WHAT THE EXERCISE ASKS
Provide an exact reproduction of every entry.

-- begin EXTRACTED INFORMATION --

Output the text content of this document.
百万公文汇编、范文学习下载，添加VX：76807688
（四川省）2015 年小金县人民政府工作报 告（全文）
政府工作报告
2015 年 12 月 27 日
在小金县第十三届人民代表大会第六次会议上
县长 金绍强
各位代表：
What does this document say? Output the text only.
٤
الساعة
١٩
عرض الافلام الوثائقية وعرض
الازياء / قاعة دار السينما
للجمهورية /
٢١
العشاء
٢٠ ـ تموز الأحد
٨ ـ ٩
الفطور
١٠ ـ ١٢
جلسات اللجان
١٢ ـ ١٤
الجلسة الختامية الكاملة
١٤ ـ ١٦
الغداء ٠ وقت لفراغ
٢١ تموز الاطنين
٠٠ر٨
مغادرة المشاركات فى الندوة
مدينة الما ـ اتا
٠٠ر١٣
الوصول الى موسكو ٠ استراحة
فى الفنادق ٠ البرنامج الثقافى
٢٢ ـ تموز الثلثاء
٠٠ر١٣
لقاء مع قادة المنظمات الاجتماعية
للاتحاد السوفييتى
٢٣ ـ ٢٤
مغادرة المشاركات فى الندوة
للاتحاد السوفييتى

-- end EXTRACTED INFORMATION --

IN RESPONSE
Output the text content of this document.
百万公文汇编、范文学习下载，添加VX：76807688
（四川省）2015 年小金县人民政府工作报 告（全文）
政府工作报告
2015 年 12 月 27 日
在小金县第十三届人民代表大会第六次会议上
县长 金绍强
各位代表：
What does this document say? Output the text only.
٤
الساعة
١٩
عرض الافلام الوثائقية وعرض
الازياء / قاعة دار السينما
للجمهورية /
٢١
العشاء
٢٠ ـ تموز الأحد
٨ ـ ٩
الفطور
١٠ ـ ١٢
جلسات اللجان
١٢ ـ ١٤
الجلسة الختامية الكاملة
١٤ ـ ١٦
الغداء ٠ وقت لفراغ
٢١ تموز الاطنين
٠٠ر٨
مغادرة المشاركات فى الندوة
مدينة الما ـ اتا
٠٠ر١٣
الوصول الى موسكو ٠ استراحة
فى الفنادق ٠ البرنامج الثقافى
٢٢ ـ تموز الثلثاء
٠٠ر١٣
لقاء مع قادة المنظمات الاجتماعية
للاتحاد السوفييتى
٢٣ ـ ٢٤
مغادرة المشاركات فى الندوة
للاتحاد السوفييتى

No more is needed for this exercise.